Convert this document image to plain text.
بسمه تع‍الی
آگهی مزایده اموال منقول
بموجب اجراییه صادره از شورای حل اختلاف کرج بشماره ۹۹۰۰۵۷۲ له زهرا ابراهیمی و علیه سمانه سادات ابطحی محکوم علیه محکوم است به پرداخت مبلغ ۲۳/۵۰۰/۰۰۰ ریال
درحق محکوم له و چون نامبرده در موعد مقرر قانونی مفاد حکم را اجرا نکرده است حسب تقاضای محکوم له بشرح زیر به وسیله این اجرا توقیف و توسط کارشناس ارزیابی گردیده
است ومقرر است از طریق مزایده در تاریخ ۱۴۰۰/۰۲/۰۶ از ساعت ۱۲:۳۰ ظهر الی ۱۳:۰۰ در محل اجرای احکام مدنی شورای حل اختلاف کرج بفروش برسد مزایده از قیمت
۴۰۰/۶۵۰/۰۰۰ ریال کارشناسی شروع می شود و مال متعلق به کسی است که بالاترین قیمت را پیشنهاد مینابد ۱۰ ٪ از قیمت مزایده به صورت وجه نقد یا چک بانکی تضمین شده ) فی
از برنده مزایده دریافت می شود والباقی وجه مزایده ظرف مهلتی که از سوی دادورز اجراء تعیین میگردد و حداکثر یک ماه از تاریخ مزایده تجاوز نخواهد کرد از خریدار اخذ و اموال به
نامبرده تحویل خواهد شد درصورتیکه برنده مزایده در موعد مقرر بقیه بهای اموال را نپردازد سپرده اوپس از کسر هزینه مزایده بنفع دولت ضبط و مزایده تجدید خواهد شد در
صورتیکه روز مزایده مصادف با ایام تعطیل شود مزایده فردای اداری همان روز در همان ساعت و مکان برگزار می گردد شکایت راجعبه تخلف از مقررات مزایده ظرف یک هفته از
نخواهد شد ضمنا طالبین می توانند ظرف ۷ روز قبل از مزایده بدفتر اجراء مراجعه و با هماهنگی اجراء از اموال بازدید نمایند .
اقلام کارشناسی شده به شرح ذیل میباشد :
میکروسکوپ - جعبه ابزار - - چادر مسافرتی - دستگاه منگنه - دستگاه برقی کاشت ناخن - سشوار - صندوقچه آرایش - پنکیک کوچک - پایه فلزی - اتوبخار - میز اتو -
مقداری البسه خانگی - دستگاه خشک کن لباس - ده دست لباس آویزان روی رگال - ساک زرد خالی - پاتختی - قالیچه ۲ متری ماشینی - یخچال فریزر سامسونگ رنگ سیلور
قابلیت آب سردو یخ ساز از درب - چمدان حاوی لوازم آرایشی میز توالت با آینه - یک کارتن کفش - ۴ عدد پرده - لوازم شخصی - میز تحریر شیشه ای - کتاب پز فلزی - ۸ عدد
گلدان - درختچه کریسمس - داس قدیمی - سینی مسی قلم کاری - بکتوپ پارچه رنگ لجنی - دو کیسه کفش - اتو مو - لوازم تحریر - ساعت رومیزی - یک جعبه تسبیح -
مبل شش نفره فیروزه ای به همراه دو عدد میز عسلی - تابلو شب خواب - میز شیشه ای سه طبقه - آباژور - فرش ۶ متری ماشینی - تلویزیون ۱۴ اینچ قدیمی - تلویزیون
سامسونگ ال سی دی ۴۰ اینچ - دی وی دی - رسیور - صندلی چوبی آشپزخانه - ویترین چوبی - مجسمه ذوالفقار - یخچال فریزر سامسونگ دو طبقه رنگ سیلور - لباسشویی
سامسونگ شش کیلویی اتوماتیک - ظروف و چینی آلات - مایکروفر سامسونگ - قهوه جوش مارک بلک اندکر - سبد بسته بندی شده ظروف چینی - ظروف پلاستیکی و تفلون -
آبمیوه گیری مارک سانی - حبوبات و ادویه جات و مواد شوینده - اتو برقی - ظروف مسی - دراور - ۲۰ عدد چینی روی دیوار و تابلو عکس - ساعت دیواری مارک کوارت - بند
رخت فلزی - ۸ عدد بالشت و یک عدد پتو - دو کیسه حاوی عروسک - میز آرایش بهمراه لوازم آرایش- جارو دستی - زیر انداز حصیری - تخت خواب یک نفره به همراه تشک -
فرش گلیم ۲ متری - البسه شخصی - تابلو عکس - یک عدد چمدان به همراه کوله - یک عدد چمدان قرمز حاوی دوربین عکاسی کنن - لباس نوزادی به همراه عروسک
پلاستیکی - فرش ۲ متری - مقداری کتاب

━━━━━━━━━━

WHAT THE EXERCISE ASKS: In the entries above, count each line that holds "یخچال". Give the total and nothing else.

COMPLETE RESPONSE: 2